===== STORED ROWS =====
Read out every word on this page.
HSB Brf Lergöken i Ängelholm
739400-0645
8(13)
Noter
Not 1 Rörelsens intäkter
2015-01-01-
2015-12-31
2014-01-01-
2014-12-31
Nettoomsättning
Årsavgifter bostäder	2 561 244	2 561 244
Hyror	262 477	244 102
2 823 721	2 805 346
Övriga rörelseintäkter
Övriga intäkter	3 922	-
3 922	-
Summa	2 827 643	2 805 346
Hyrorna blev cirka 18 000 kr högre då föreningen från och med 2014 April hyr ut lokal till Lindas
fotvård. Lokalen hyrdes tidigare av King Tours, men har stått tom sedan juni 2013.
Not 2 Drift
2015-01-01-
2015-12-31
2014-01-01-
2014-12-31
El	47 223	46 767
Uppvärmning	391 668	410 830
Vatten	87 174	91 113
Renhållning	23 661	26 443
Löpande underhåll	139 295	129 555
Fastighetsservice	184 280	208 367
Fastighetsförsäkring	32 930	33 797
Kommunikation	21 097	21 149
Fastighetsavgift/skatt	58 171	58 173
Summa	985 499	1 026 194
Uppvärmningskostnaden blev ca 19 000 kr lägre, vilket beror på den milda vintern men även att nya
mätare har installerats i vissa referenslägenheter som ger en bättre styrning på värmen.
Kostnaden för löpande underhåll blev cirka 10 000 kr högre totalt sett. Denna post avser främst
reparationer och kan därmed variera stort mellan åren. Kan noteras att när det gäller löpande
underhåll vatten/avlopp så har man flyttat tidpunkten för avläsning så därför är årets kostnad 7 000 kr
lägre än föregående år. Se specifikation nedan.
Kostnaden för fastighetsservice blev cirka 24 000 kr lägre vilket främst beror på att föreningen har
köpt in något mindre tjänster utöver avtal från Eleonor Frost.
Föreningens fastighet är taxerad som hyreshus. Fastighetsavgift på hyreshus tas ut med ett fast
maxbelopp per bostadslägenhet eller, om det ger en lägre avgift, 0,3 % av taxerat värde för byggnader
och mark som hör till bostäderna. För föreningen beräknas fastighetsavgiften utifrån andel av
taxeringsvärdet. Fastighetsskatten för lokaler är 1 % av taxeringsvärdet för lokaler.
=====
■ **STATED EXERCISE**
Pull out and copy each line containing the string "lägre".

■ **ANSWER FOR THIS EXERCISE**
Uppvärmningskostnaden blev ca 19 000 kr lägre, vilket beror på den milda vintern men även att nya
lägre än föregående år. Se specifikation nedan.
Kostnaden för fastighetsservice blev cirka 24 000 kr lägre vilket främst beror på att föreningen har
maxbelopp per bostadslägenhet eller, om det ger en lägre avgift, 0,3 % av taxerat värde för byggnader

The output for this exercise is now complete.